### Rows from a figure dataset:
=======

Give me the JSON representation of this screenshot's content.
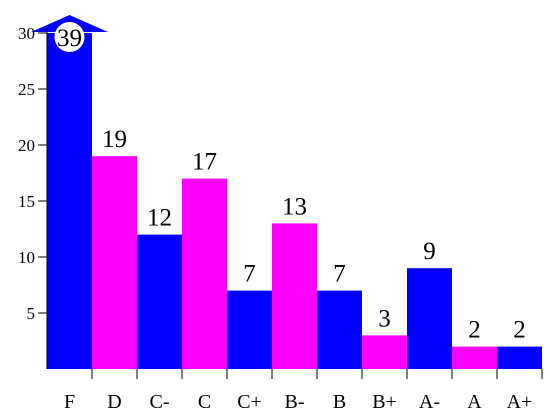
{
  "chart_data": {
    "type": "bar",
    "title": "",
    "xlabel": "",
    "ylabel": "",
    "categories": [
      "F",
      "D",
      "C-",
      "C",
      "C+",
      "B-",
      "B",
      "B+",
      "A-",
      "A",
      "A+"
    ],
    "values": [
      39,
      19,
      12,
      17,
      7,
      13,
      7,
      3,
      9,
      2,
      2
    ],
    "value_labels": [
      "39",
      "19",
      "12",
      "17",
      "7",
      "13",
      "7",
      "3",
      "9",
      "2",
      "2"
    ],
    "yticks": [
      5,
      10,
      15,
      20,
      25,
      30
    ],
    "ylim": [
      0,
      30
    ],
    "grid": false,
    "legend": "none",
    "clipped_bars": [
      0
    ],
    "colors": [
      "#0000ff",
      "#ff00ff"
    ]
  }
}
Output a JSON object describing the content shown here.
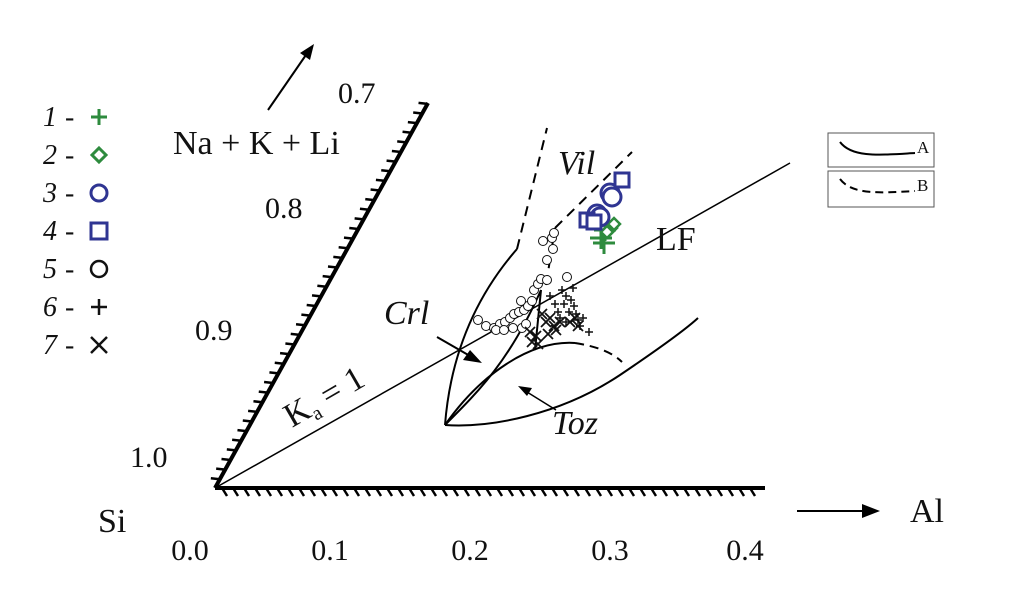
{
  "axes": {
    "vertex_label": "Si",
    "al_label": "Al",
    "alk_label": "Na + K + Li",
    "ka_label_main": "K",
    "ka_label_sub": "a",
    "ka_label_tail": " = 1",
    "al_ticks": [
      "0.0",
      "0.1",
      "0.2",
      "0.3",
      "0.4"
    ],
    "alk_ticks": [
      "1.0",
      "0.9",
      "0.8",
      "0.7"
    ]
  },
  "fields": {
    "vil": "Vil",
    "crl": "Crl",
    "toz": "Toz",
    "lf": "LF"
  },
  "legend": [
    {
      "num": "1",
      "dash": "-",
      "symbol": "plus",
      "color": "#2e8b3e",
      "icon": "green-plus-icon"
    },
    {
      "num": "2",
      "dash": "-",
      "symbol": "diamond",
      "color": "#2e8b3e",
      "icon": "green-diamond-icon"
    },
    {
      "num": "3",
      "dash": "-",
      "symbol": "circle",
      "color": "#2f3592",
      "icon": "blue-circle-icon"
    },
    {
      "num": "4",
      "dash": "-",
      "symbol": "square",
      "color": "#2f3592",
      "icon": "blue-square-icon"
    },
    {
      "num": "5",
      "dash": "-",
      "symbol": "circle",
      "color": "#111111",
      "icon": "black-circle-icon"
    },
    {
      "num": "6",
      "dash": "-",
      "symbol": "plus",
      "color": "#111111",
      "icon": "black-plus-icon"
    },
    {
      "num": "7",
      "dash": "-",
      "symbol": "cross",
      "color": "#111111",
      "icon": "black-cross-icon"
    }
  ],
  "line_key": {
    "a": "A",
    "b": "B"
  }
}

=======

### What the task asks:
Out of the material above, select every line that holds the string "symbol".

### Completed exercise:
      "symbol": "plus",
      "symbol": "diamond",
      "symbol": "circle",
      "symbol": "square",
      "symbol": "circle",
      "symbol": "plus",
      "symbol": "cross",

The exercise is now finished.